Nothing may be dropped or altered: reproduce all the data.

** start Supplied entries **

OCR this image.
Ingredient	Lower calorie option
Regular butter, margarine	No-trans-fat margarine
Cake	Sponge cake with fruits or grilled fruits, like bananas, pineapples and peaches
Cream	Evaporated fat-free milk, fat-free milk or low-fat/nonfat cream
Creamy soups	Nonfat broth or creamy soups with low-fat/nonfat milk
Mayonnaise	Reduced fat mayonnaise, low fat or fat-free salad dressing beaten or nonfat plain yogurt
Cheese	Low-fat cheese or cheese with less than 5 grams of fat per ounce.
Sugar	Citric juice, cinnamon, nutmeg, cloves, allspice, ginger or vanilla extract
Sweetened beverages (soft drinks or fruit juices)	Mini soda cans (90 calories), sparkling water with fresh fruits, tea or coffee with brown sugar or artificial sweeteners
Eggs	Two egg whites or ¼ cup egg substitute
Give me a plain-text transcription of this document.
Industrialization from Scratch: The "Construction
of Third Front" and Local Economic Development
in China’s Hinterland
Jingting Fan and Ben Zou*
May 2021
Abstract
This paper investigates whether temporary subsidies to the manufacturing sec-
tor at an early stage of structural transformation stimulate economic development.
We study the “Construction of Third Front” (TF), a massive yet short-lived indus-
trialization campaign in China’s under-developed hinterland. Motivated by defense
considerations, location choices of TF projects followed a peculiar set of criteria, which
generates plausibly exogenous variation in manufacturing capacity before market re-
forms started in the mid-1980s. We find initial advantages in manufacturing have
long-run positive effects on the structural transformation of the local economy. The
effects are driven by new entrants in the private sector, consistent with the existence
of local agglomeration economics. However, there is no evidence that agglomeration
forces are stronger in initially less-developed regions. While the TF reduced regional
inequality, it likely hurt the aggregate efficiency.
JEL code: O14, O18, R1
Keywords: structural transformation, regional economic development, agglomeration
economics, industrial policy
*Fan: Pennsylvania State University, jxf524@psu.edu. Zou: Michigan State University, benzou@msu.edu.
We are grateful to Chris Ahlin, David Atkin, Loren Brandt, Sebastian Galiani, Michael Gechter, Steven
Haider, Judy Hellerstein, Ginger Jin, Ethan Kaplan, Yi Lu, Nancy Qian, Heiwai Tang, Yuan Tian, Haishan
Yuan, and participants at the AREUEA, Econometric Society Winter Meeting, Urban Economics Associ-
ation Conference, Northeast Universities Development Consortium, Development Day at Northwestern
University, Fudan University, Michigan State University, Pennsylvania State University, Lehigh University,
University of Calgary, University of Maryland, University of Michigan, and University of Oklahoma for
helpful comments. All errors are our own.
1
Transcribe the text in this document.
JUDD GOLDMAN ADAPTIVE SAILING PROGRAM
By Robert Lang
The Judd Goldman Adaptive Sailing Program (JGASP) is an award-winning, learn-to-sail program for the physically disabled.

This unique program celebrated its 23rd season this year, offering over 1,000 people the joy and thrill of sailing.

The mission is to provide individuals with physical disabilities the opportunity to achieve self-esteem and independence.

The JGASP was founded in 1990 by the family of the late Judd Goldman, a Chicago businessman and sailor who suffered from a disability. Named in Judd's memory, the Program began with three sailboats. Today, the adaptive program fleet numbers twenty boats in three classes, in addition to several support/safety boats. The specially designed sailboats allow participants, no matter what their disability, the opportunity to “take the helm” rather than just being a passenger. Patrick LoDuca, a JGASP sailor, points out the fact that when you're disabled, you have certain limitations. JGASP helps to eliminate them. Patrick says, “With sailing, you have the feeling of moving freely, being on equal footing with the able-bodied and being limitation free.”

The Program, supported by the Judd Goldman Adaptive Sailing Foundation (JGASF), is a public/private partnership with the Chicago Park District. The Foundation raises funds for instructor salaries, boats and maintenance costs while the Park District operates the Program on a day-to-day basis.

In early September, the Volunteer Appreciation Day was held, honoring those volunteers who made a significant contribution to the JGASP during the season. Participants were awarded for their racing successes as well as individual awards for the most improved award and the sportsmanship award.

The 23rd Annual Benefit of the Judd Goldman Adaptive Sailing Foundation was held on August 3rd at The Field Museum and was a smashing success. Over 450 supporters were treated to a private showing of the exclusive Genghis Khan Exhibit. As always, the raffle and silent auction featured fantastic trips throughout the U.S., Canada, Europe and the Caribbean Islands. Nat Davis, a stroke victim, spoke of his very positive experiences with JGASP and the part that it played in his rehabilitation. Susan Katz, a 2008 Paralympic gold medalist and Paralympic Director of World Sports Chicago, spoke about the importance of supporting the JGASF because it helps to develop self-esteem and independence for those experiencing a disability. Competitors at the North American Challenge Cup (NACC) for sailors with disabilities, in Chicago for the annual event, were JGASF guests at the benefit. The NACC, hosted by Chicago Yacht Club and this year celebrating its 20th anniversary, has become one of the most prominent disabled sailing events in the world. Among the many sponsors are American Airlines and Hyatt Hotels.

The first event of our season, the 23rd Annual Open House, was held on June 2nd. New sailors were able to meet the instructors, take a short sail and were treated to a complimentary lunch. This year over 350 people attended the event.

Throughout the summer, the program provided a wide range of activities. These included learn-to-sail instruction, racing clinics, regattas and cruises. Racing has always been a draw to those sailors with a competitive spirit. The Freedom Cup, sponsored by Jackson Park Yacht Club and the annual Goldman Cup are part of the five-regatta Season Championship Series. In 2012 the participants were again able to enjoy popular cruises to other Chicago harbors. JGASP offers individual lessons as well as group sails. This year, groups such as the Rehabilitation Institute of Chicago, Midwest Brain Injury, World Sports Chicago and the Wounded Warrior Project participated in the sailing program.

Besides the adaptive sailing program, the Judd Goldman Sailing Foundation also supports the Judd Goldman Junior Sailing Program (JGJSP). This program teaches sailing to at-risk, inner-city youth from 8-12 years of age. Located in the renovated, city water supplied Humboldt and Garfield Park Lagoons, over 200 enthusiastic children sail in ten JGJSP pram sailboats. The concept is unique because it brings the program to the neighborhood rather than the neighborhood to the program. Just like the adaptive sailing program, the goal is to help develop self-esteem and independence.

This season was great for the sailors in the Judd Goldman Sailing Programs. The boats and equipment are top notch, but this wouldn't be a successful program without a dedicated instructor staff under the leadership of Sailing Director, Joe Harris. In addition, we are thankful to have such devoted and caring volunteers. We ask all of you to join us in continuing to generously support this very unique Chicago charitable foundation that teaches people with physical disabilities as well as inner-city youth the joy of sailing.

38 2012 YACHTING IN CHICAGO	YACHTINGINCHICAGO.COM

** end Supplied entries **

§ **Finished answer**:
OCR this image.
Ingredient	Lower calorie option
Regular butter, margarine	No-trans-fat margarine
Cake	Sponge cake with fruits or grilled fruits, like bananas, pineapples and peaches
Cream	Evaporated fat-free milk, fat-free milk or low-fat/nonfat cream
Creamy soups	Nonfat broth or creamy soups with low-fat/nonfat milk
Mayonnaise	Reduced fat mayonnaise, low fat or fat-free salad dressing beaten or nonfat plain yogurt
Cheese	Low-fat cheese or cheese with less than 5 grams of fat per ounce.
Sugar	Citric juice, cinnamon, nutmeg, cloves, allspice, ginger or vanilla extract
Sweetened beverages (soft drinks or fruit juices)	Mini soda cans (90 calories), sparkling water with fresh fruits, tea or coffee with brown sugar or artificial sweeteners
Eggs	Two egg whites or ¼ cup egg substitute
Give me a plain-text transcription of this document.
Industrialization from Scratch: The "Construction
of Third Front" and Local Economic Development
in China’s Hinterland
Jingting Fan and Ben Zou*
May 2021
Abstract
This paper investigates whether temporary subsidies to the manufacturing sec-
tor at an early stage of structural transformation stimulate economic development.
We study the “Construction of Third Front” (TF), a massive yet short-lived indus-
trialization campaign in China’s under-developed hinterland. Motivated by defense
considerations, location choices of TF projects followed a peculiar set of criteria, which
generates plausibly exogenous variation in manufacturing capacity before market re-
forms started in the mid-1980s. We find initial advantages in manufacturing have
long-run positive effects on the structural transformation of the local economy. The
effects are driven by new entrants in the private sector, consistent with the existence
of local agglomeration economics. However, there is no evidence that agglomeration
forces are stronger in initially less-developed regions. While the TF reduced regional
inequality, it likely hurt the aggregate efficiency.
JEL code: O14, O18, R1
Keywords: structural transformation, regional economic development, agglomeration
economics, industrial policy
*Fan: Pennsylvania State University, jxf524@psu.edu. Zou: Michigan State University, benzou@msu.edu.
We are grateful to Chris Ahlin, David Atkin, Loren Brandt, Sebastian Galiani, Michael Gechter, Steven
Haider, Judy Hellerstein, Ginger Jin, Ethan Kaplan, Yi Lu, Nancy Qian, Heiwai Tang, Yuan Tian, Haishan
Yuan, and participants at the AREUEA, Econometric Society Winter Meeting, Urban Economics Associ-
ation Conference, Northeast Universities Development Consortium, Development Day at Northwestern
University, Fudan University, Michigan State University, Pennsylvania State University, Lehigh University,
University of Calgary, University of Maryland, University of Michigan, and University of Oklahoma for
helpful comments. All errors are our own.
1
Transcribe the text in this document.
JUDD GOLDMAN ADAPTIVE SAILING PROGRAM
By Robert Lang
The Judd Goldman Adaptive Sailing Program (JGASP) is an award-winning, learn-to-sail program for the physically disabled.

This unique program celebrated its 23rd season this year, offering over 1,000 people the joy and thrill of sailing.

The mission is to provide individuals with physical disabilities the opportunity to achieve self-esteem and independence.

The JGASP was founded in 1990 by the family of the late Judd Goldman, a Chicago businessman and sailor who suffered from a disability. Named in Judd's memory, the Program began with three sailboats. Today, the adaptive program fleet numbers twenty boats in three classes, in addition to several support/safety boats. The specially designed sailboats allow participants, no matter what their disability, the opportunity to “take the helm” rather than just being a passenger. Patrick LoDuca, a JGASP sailor, points out the fact that when you're disabled, you have certain limitations. JGASP helps to eliminate them. Patrick says, “With sailing, you have the feeling of moving freely, being on equal footing with the able-bodied and being limitation free.”

The Program, supported by the Judd Goldman Adaptive Sailing Foundation (JGASF), is a public/private partnership with the Chicago Park District. The Foundation raises funds for instructor salaries, boats and maintenance costs while the Park District operates the Program on a day-to-day basis.

In early September, the Volunteer Appreciation Day was held, honoring those volunteers who made a significant contribution to the JGASP during the season. Participants were awarded for their racing successes as well as individual awards for the most improved award and the sportsmanship award.

The 23rd Annual Benefit of the Judd Goldman Adaptive Sailing Foundation was held on August 3rd at The Field Museum and was a smashing success. Over 450 supporters were treated to a private showing of the exclusive Genghis Khan Exhibit. As always, the raffle and silent auction featured fantastic trips throughout the U.S., Canada, Europe and the Caribbean Islands. Nat Davis, a stroke victim, spoke of his very positive experiences with JGASP and the part that it played in his rehabilitation. Susan Katz, a 2008 Paralympic gold medalist and Paralympic Director of World Sports Chicago, spoke about the importance of supporting the JGASF because it helps to develop self-esteem and independence for those experiencing a disability. Competitors at the North American Challenge Cup (NACC) for sailors with disabilities, in Chicago for the annual event, were JGASF guests at the benefit. The NACC, hosted by Chicago Yacht Club and this year celebrating its 20th anniversary, has become one of the most prominent disabled sailing events in the world. Among the many sponsors are American Airlines and Hyatt Hotels.

The first event of our season, the 23rd Annual Open House, was held on June 2nd. New sailors were able to meet the instructors, take a short sail and were treated to a complimentary lunch. This year over 350 people attended the event.

Throughout the summer, the program provided a wide range of activities. These included learn-to-sail instruction, racing clinics, regattas and cruises. Racing has always been a draw to those sailors with a competitive spirit. The Freedom Cup, sponsored by Jackson Park Yacht Club and the annual Goldman Cup are part of the five-regatta Season Championship Series. In 2012 the participants were again able to enjoy popular cruises to other Chicago harbors. JGASP offers individual lessons as well as group sails. This year, groups such as the Rehabilitation Institute of Chicago, Midwest Brain Injury, World Sports Chicago and the Wounded Warrior Project participated in the sailing program.

Besides the adaptive sailing program, the Judd Goldman Sailing Foundation also supports the Judd Goldman Junior Sailing Program (JGJSP). This program teaches sailing to at-risk, inner-city youth from 8-12 years of age. Located in the renovated, city water supplied Humboldt and Garfield Park Lagoons, over 200 enthusiastic children sail in ten JGJSP pram sailboats. The concept is unique because it brings the program to the neighborhood rather than the neighborhood to the program. Just like the adaptive sailing program, the goal is to help develop self-esteem and independence.

This season was great for the sailors in the Judd Goldman Sailing Programs. The boats and equipment are top notch, but this wouldn't be a successful program without a dedicated instructor staff under the leadership of Sailing Director, Joe Harris. In addition, we are thankful to have such devoted and caring volunteers. We ask all of you to join us in continuing to generously support this very unique Chicago charitable foundation that teaches people with physical disabilities as well as inner-city youth the joy of sailing.

38 2012 YACHTING IN CHICAGO	YACHTINGINCHICAGO.COM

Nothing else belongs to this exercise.